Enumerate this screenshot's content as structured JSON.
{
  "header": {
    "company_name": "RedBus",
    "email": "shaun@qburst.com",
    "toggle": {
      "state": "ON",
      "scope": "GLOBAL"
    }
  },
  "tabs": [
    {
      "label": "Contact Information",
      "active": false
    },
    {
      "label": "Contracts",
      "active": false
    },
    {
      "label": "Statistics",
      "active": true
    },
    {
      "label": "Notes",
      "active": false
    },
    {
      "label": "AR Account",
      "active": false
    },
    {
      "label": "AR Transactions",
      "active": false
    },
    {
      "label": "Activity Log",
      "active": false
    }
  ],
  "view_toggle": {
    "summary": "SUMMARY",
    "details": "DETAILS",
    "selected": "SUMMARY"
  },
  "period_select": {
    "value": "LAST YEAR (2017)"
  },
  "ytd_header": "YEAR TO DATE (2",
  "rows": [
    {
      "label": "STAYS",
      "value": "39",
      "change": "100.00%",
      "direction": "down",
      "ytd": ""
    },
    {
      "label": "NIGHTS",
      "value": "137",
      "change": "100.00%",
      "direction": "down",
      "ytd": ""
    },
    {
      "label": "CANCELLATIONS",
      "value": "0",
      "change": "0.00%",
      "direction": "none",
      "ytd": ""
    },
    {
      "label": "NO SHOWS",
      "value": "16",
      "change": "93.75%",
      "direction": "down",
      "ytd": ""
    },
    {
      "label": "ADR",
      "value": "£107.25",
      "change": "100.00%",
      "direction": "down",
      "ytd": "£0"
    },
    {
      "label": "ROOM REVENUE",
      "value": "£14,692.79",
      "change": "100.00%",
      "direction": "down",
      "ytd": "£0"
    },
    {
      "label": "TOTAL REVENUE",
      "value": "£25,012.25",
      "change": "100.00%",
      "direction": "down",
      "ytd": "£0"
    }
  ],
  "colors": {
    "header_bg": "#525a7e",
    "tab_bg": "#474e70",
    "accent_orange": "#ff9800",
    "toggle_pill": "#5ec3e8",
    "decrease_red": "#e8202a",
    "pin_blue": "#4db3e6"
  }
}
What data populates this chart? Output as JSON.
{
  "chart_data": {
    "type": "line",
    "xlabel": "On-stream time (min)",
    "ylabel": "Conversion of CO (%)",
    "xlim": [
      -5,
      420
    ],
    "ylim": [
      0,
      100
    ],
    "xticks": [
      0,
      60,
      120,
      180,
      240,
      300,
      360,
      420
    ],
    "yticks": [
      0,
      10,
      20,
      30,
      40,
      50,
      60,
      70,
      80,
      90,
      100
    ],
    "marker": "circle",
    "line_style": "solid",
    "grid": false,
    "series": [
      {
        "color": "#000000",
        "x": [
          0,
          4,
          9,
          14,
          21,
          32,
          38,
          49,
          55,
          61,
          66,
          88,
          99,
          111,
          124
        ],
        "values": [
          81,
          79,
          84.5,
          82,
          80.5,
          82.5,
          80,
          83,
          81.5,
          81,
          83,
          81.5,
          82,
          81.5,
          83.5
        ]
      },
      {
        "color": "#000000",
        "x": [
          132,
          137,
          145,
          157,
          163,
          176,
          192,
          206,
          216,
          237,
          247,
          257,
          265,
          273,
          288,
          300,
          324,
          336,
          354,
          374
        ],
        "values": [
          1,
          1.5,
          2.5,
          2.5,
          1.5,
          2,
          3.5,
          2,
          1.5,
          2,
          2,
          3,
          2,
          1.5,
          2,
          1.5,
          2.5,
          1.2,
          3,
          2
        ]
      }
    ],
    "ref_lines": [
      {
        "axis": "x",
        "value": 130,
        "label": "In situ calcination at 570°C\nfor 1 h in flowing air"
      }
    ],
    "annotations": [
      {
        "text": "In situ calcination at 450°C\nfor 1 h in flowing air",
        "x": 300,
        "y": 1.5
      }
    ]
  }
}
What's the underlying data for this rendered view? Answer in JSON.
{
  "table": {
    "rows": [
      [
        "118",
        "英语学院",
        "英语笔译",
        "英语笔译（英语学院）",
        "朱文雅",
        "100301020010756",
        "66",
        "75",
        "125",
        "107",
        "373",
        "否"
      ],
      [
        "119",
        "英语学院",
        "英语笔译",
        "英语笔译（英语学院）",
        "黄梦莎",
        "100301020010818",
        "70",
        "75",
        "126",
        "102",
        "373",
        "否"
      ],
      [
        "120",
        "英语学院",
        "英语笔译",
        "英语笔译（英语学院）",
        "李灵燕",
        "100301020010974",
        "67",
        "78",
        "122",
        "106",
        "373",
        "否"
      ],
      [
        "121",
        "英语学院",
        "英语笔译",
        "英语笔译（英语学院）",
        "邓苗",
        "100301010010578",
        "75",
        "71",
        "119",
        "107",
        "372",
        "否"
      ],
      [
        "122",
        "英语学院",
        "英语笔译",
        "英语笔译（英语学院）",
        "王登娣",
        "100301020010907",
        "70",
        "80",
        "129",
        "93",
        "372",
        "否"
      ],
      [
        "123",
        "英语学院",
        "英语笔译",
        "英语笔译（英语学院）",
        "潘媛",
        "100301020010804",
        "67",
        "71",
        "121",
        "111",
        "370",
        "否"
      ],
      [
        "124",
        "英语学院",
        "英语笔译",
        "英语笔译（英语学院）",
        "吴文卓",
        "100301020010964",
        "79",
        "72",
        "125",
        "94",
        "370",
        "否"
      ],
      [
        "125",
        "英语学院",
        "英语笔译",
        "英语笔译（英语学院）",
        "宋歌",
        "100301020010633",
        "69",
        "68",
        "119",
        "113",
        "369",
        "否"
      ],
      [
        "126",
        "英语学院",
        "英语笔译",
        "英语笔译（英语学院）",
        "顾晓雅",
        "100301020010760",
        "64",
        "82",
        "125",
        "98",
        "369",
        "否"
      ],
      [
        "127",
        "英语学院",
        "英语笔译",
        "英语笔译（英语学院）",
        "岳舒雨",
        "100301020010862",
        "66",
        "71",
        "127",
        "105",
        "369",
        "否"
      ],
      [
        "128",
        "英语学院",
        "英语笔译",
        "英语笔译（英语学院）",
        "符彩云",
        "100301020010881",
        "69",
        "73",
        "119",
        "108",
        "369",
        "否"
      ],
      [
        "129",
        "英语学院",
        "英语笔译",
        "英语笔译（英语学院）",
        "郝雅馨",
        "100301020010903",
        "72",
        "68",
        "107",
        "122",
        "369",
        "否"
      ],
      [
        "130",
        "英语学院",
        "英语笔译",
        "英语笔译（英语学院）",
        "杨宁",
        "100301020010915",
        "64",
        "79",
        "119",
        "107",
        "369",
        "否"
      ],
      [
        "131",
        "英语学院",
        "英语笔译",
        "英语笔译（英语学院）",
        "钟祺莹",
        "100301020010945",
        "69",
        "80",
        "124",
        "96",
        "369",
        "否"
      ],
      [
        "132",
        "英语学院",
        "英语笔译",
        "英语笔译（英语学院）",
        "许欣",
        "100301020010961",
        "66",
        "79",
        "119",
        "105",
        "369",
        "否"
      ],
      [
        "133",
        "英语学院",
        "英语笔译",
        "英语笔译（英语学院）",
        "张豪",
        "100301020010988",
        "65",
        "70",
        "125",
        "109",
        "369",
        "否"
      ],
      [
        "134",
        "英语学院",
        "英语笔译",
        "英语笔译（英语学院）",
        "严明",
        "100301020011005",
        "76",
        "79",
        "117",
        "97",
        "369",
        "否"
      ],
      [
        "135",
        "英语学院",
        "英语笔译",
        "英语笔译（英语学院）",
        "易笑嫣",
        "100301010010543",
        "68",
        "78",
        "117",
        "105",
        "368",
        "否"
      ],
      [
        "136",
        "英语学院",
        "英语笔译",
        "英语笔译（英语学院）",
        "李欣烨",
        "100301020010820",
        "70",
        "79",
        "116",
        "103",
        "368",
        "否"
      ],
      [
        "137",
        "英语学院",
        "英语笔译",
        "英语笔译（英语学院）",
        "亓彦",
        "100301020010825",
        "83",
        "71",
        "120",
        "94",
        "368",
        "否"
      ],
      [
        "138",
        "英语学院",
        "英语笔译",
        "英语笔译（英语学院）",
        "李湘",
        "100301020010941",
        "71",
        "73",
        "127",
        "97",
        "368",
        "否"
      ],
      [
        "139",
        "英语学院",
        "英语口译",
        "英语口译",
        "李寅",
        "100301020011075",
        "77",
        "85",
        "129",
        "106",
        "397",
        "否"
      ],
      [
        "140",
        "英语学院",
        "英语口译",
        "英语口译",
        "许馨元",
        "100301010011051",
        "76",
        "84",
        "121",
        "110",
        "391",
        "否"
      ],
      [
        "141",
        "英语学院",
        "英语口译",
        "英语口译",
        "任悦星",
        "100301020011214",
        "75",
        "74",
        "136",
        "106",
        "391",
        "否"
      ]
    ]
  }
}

# # # # # # #

**Description of the task**
In the listing above, find the lines holding the word "YEAR" and copy them.

**Solution to this problem**
    "value": "LAST YEAR (2017)"
  "ytd_header": "YEAR TO DATE (2",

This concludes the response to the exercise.